- _Written instruction_: Rewrite all of the material below, replacing "chevron-down-icon" with "dropdown-arrow-icon" everywhere and keeping everything else the same. Omit the pictures from your output.

━━━━━ Task input ━━━━━

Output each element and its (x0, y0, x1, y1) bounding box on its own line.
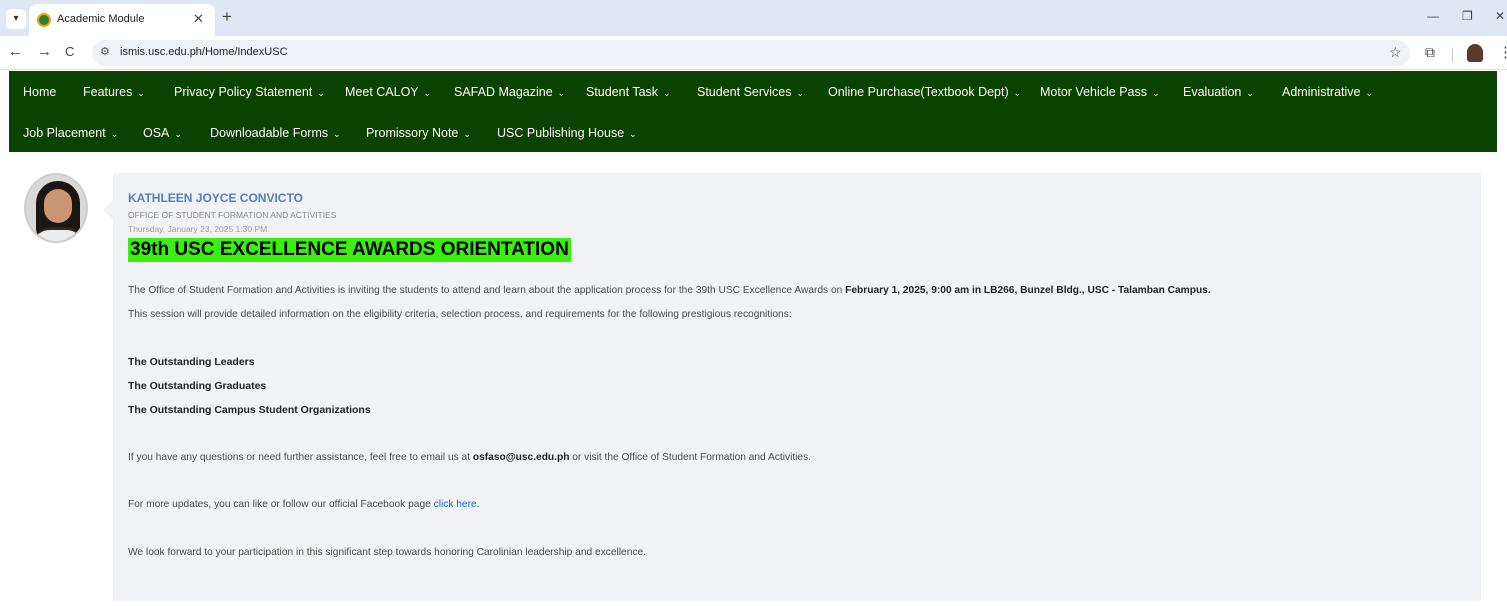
tab-title: Academic Module (57, 13, 145, 25)
url-text[interactable]: ismis.usc.edu.ph/Home/IndexUSC (120, 46, 288, 58)
chevron-down-icon: ⌄ (333, 129, 341, 139)
nav-item-downloadable-forms[interactable]: Downloadable Forms ⌄ (210, 126, 341, 140)
event-details: February 1, 2025, 9:00 am in LB266, Bunz… (845, 285, 1211, 296)
site-info-icon[interactable]: ⚙ (100, 45, 110, 58)
nav-item-privacy-policy[interactable]: Privacy Policy Statement ⌄ (174, 85, 325, 99)
main-navigation: Home Features ⌄ Privacy Policy Statement ⌄… (9, 71, 1497, 152)
nav-item-osa[interactable]: OSA ⌄ (143, 126, 182, 140)
nav-item-administrative[interactable]: Administrative ⌄ (1282, 85, 1373, 99)
chevron-down-icon: ⌄ (137, 88, 145, 98)
chevron-down-icon: ⌄ (796, 88, 805, 98)
questions-paragraph: If you have any questions or need furthe… (128, 452, 812, 463)
chevron-down-icon: ⌄ (1013, 88, 1022, 98)
contact-email: osfaso@usc.edu.ph (472, 452, 570, 463)
chevron-down-icon: ⌄ (317, 88, 325, 98)
chevron-down-icon: ⌄ (1365, 88, 1374, 98)
chevron-down-icon: ⌄ (1246, 88, 1254, 98)
site-favicon-icon (37, 13, 51, 27)
award-item: The Outstanding Campus Student Organizat… (128, 404, 371, 416)
bookmark-star-icon[interactable]: ☆ (1389, 44, 1402, 61)
award-item: The Outstanding Leaders (128, 356, 255, 368)
nav-item-job-placement[interactable]: Job Placement ⌄ (23, 126, 118, 140)
chevron-down-icon: ⌄ (629, 129, 637, 139)
forward-icon[interactable]: → (37, 43, 52, 60)
post-office: OFFICE OF STUDENT FORMATION AND ACTIVITI… (128, 210, 337, 220)
back-icon[interactable]: ← (8, 43, 23, 60)
avatar-face-shape (44, 189, 72, 223)
nav-item-evaluation[interactable]: Evaluation ⌄ (1183, 85, 1254, 99)
nav-item-online-purchase[interactable]: Online Purchase(Textbook Dept) ⌄ (828, 85, 1021, 99)
profile-avatar-icon[interactable] (1467, 44, 1483, 62)
chevron-down-icon: ⌄ (663, 88, 671, 98)
more-menu-icon[interactable]: ⋮ (1498, 43, 1507, 61)
browser-tab[interactable]: Academic Module ✕ (29, 4, 215, 36)
browser-toolbar: ← → C ⚙ ismis.usc.edu.ph/Home/IndexUSC ☆… (0, 36, 1507, 70)
session-paragraph: This session will provide detailed infor… (128, 309, 792, 320)
updates-paragraph: For more updates, you can like or follow… (128, 499, 480, 510)
nav-item-motor-vehicle-pass[interactable]: Motor Vehicle Pass ⌄ (1040, 85, 1160, 99)
post-headline: 39th USC EXCELLENCE AWARDS ORIENTATION (128, 238, 571, 262)
toolbar-divider (1452, 48, 1453, 62)
nav-item-home[interactable]: Home (23, 85, 56, 99)
chevron-down-icon: ⌄ (423, 88, 432, 98)
intro-paragraph: The Office of Student Formation and Acti… (128, 285, 1211, 296)
restore-icon[interactable]: ❐ (1462, 9, 1473, 23)
minimize-icon[interactable]: — (1427, 9, 1439, 23)
nav-item-usc-publishing-house[interactable]: USC Publishing House ⌄ (497, 126, 637, 140)
chevron-down-icon: ⌄ (110, 129, 119, 139)
nav-item-features[interactable]: Features ⌄ (83, 85, 145, 99)
chevron-down-icon: ⌄ (174, 129, 182, 139)
closing-paragraph: We look forward to your participation in… (128, 547, 646, 558)
nav-item-safad-magazine[interactable]: SAFAD Magazine ⌄ (454, 85, 565, 99)
post-date: Thursday, January 23, 2025 1:30 PM (128, 224, 268, 234)
close-window-icon[interactable]: ✕ (1495, 9, 1505, 23)
chevron-down-icon: ⌄ (1152, 88, 1160, 98)
chevron-down-icon: ⌄ (557, 88, 566, 98)
new-tab-icon[interactable]: + (222, 7, 232, 27)
facebook-link[interactable]: click here (434, 499, 477, 510)
nav-item-meet-caloy[interactable]: Meet CALOY ⌄ (345, 85, 431, 99)
nav-item-student-task[interactable]: Student Task ⌄ (586, 85, 671, 99)
tab-close-icon[interactable]: ✕ (193, 11, 204, 27)
reload-icon[interactable]: C (65, 44, 74, 59)
post-pointer (103, 200, 113, 220)
extensions-icon[interactable]: ⧉ (1425, 44, 1435, 61)
avatar-shirt-shape (34, 227, 82, 241)
address-bar[interactable]: ⚙ ismis.usc.edu.ph/Home/IndexUSC ☆ (92, 40, 1410, 66)
chevron-down-icon: ⌄ (463, 129, 471, 139)
tab-search-button[interactable]: ▾ (6, 9, 26, 29)
award-item: The Outstanding Graduates (128, 380, 267, 392)
author-avatar (24, 173, 88, 243)
browser-tab-bar: ▾ Academic Module ✕ + — ❐ ✕ (0, 0, 1507, 36)
post-author[interactable]: KATHLEEN JOYCE CONVICTO (128, 191, 303, 205)
nav-item-promissory-note[interactable]: Promissory Note ⌄ (366, 126, 471, 140)
nav-item-student-services[interactable]: Student Services ⌄ (697, 85, 804, 99)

━━━━━

- _Exercise solution_:
Output each element and its (x0, y0, x1, y1) bounding box on its own line.
tab-title: Academic Module (57, 13, 145, 25)
url-text[interactable]: ismis.usc.edu.ph/Home/IndexUSC (120, 46, 288, 58)
dropdown-arrow-icon: ⌄ (333, 129, 341, 139)
nav-item-downloadable-forms[interactable]: Downloadable Forms ⌄ (210, 126, 341, 140)
event-details: February 1, 2025, 9:00 am in LB266, Bunz… (845, 285, 1211, 296)
site-info-icon[interactable]: ⚙ (100, 45, 110, 58)
nav-item-privacy-policy[interactable]: Privacy Policy Statement ⌄ (174, 85, 325, 99)
main-navigation: Home Features ⌄ Privacy Policy Statement ⌄… (9, 71, 1497, 152)
nav-item-osa[interactable]: OSA ⌄ (143, 126, 182, 140)
nav-item-administrative[interactable]: Administrative ⌄ (1282, 85, 1373, 99)
dropdown-arrow-icon: ⌄ (137, 88, 145, 98)
dropdown-arrow-icon: ⌄ (796, 88, 805, 98)
questions-paragraph: If you have any questions or need furthe… (128, 452, 812, 463)
dropdown-arrow-icon: ⌄ (1013, 88, 1022, 98)
contact-email: osfaso@usc.edu.ph (472, 452, 570, 463)
dropdown-arrow-icon: ⌄ (317, 88, 325, 98)
dropdown-arrow-icon: ⌄ (1365, 88, 1374, 98)
dropdown-arrow-icon: ⌄ (1246, 88, 1254, 98)
site-favicon-icon (37, 13, 51, 27)
award-item: The Outstanding Campus Student Organizat… (128, 404, 371, 416)
bookmark-star-icon[interactable]: ☆ (1389, 44, 1402, 61)
award-item: The Outstanding Leaders (128, 356, 255, 368)
nav-item-job-placement[interactable]: Job Placement ⌄ (23, 126, 118, 140)
dropdown-arrow-icon: ⌄ (629, 129, 637, 139)
forward-icon[interactable]: → (37, 43, 52, 60)
post-office: OFFICE OF STUDENT FORMATION AND ACTIVITI… (128, 210, 337, 220)
back-icon[interactable]: ← (8, 43, 23, 60)
avatar-face-shape (44, 189, 72, 223)
nav-item-evaluation[interactable]: Evaluation ⌄ (1183, 85, 1254, 99)
nav-item-online-purchase[interactable]: Online Purchase(Textbook Dept) ⌄ (828, 85, 1021, 99)
profile-avatar-icon[interactable] (1467, 44, 1483, 62)
dropdown-arrow-icon: ⌄ (663, 88, 671, 98)
more-menu-icon[interactable]: ⋮ (1498, 43, 1507, 61)
browser-tab[interactable]: Academic Module ✕ (29, 4, 215, 36)
browser-toolbar: ← → C ⚙ ismis.usc.edu.ph/Home/IndexUSC ☆… (0, 36, 1507, 70)
session-paragraph: This session will provide detailed infor… (128, 309, 792, 320)
updates-paragraph: For more updates, you can like or follow… (128, 499, 480, 510)
nav-item-motor-vehicle-pass[interactable]: Motor Vehicle Pass ⌄ (1040, 85, 1160, 99)
post-headline: 39th USC EXCELLENCE AWARDS ORIENTATION (128, 238, 571, 262)
toolbar-divider (1452, 48, 1453, 62)
nav-item-home[interactable]: Home (23, 85, 56, 99)
dropdown-arrow-icon: ⌄ (423, 88, 432, 98)
intro-paragraph: The Office of Student Formation and Acti… (128, 285, 1211, 296)
restore-icon[interactable]: ❐ (1462, 9, 1473, 23)
minimize-icon[interactable]: — (1427, 9, 1439, 23)
nav-item-usc-publishing-house[interactable]: USC Publishing House ⌄ (497, 126, 637, 140)
dropdown-arrow-icon: ⌄ (110, 129, 119, 139)
nav-item-features[interactable]: Features ⌄ (83, 85, 145, 99)
dropdown-arrow-icon: ⌄ (174, 129, 182, 139)
closing-paragraph: We look forward to your participation in… (128, 547, 646, 558)
nav-item-safad-magazine[interactable]: SAFAD Magazine ⌄ (454, 85, 565, 99)
post-date: Thursday, January 23, 2025 1:30 PM (128, 224, 268, 234)
close-window-icon[interactable]: ✕ (1495, 9, 1505, 23)
dropdown-arrow-icon: ⌄ (1152, 88, 1160, 98)
dropdown-arrow-icon: ⌄ (557, 88, 566, 98)
new-tab-icon[interactable]: + (222, 7, 232, 27)
facebook-link[interactable]: click here (434, 499, 477, 510)
nav-item-meet-caloy[interactable]: Meet CALOY ⌄ (345, 85, 431, 99)
nav-item-student-task[interactable]: Student Task ⌄ (586, 85, 671, 99)
tab-close-icon[interactable]: ✕ (193, 11, 204, 27)
reload-icon[interactable]: C (65, 44, 74, 59)
post-pointer (103, 200, 113, 220)
extensions-icon[interactable]: ⧉ (1425, 44, 1435, 61)
avatar-shirt-shape (34, 227, 82, 241)
address-bar[interactable]: ⚙ ismis.usc.edu.ph/Home/IndexUSC ☆ (92, 40, 1410, 66)
dropdown-arrow-icon: ⌄ (463, 129, 471, 139)
tab-search-button[interactable]: ▾ (6, 9, 26, 29)
award-item: The Outstanding Graduates (128, 380, 267, 392)
author-avatar (24, 173, 88, 243)
browser-tab-bar: ▾ Academic Module ✕ + — ❐ ✕ (0, 0, 1507, 36)
post-author[interactable]: KATHLEEN JOYCE CONVICTO (128, 191, 303, 205)
nav-item-promissory-note[interactable]: Promissory Note ⌄ (366, 126, 471, 140)
nav-item-student-services[interactable]: Student Services ⌄ (697, 85, 804, 99)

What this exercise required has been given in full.